_EXERCISE INPUT_:

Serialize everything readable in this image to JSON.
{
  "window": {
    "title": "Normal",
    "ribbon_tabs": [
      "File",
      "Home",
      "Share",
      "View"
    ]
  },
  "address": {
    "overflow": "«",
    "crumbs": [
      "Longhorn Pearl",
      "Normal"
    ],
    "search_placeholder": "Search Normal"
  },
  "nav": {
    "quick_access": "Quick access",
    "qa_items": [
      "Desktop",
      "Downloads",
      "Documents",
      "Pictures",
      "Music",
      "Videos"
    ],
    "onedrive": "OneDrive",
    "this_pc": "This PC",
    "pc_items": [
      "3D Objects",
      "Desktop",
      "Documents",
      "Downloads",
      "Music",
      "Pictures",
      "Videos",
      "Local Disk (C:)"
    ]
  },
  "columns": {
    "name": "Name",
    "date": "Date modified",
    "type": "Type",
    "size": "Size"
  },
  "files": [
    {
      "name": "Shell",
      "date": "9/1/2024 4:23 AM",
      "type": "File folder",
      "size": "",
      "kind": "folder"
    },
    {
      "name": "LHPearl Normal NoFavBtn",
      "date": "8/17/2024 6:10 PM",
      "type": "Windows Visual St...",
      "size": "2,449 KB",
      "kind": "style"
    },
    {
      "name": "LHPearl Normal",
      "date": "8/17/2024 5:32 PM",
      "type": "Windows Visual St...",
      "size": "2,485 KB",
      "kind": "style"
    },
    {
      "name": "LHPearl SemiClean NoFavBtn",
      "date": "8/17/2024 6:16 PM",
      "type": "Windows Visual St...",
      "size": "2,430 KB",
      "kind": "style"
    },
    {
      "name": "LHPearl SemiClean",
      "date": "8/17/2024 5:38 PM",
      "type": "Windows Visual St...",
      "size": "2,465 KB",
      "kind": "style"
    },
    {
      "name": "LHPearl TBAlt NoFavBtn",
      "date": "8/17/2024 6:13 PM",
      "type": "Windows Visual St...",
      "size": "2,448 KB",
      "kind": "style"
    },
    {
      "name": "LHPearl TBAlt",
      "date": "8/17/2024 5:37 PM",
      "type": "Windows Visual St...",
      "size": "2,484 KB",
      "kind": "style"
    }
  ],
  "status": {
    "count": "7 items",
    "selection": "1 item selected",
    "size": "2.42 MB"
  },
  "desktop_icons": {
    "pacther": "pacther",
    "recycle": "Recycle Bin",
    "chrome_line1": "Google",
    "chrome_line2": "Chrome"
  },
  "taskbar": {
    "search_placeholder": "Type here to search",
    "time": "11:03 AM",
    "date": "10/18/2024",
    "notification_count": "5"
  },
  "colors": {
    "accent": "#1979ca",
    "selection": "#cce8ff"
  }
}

_WORK TO DO_: The records above are to be copied in full, exactly as written.

_RESULT OF THE TASK_:
Serialize everything readable in this image to JSON.
{
  "window": {
    "title": "Normal",
    "ribbon_tabs": [
      "File",
      "Home",
      "Share",
      "View"
    ]
  },
  "address": {
    "overflow": "«",
    "crumbs": [
      "Longhorn Pearl",
      "Normal"
    ],
    "search_placeholder": "Search Normal"
  },
  "nav": {
    "quick_access": "Quick access",
    "qa_items": [
      "Desktop",
      "Downloads",
      "Documents",
      "Pictures",
      "Music",
      "Videos"
    ],
    "onedrive": "OneDrive",
    "this_pc": "This PC",
    "pc_items": [
      "3D Objects",
      "Desktop",
      "Documents",
      "Downloads",
      "Music",
      "Pictures",
      "Videos",
      "Local Disk (C:)"
    ]
  },
  "columns": {
    "name": "Name",
    "date": "Date modified",
    "type": "Type",
    "size": "Size"
  },
  "files": [
    {
      "name": "Shell",
      "date": "9/1/2024 4:23 AM",
      "type": "File folder",
      "size": "",
      "kind": "folder"
    },
    {
      "name": "LHPearl Normal NoFavBtn",
      "date": "8/17/2024 6:10 PM",
      "type": "Windows Visual St...",
      "size": "2,449 KB",
      "kind": "style"
    },
    {
      "name": "LHPearl Normal",
      "date": "8/17/2024 5:32 PM",
      "type": "Windows Visual St...",
      "size": "2,485 KB",
      "kind": "style"
    },
    {
      "name": "LHPearl SemiClean NoFavBtn",
      "date": "8/17/2024 6:16 PM",
      "type": "Windows Visual St...",
      "size": "2,430 KB",
      "kind": "style"
    },
    {
      "name": "LHPearl SemiClean",
      "date": "8/17/2024 5:38 PM",
      "type": "Windows Visual St...",
      "size": "2,465 KB",
      "kind": "style"
    },
    {
      "name": "LHPearl TBAlt NoFavBtn",
      "date": "8/17/2024 6:13 PM",
      "type": "Windows Visual St...",
      "size": "2,448 KB",
      "kind": "style"
    },
    {
      "name": "LHPearl TBAlt",
      "date": "8/17/2024 5:37 PM",
      "type": "Windows Visual St...",
      "size": "2,484 KB",
      "kind": "style"
    }
  ],
  "status": {
    "count": "7 items",
    "selection": "1 item selected",
    "size": "2.42 MB"
  },
  "desktop_icons": {
    "pacther": "pacther",
    "recycle": "Recycle Bin",
    "chrome_line1": "Google",
    "chrome_line2": "Chrome"
  },
  "taskbar": {
    "search_placeholder": "Type here to search",
    "time": "11:03 AM",
    "date": "10/18/2024",
    "notification_count": "5"
  },
  "colors": {
    "accent": "#1979ca",
    "selection": "#cce8ff"
  }
}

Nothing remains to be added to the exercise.